● Aim of the exercise:
Look through the lines below and extract any with the word "policy".

(Saved entries)
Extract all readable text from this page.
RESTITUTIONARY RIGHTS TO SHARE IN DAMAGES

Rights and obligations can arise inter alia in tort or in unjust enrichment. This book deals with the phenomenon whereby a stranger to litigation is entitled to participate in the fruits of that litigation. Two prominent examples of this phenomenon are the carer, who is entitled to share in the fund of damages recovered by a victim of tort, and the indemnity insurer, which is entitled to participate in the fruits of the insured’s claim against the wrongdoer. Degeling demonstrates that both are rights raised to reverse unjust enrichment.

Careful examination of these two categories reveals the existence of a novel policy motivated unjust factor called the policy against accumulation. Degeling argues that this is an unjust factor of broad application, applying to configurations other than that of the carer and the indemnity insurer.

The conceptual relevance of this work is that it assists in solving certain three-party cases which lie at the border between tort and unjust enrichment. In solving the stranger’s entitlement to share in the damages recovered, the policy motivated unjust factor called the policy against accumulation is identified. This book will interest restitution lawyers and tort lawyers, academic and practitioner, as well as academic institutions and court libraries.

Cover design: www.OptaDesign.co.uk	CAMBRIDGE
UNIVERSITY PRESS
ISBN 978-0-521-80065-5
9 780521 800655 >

● Output below:
Careful examination of these two categories reveals the existence of a novel policy motivated unjust factor called the policy against accumulation. Degeling argues that this is an unjust factor of broad application, applying to configurations other than that of the carer and the indemnity insurer.
The conceptual relevance of this work is that it assists in solving certain three-party cases which lie at the border between tort and unjust enrichment. In solving the stranger’s entitlement to share in the damages recovered, the policy motivated unjust factor called the policy against accumulation is identified. This book will interest restitution lawyers and tort lawyers, academic and practitioner, as well as academic institutions and court libraries.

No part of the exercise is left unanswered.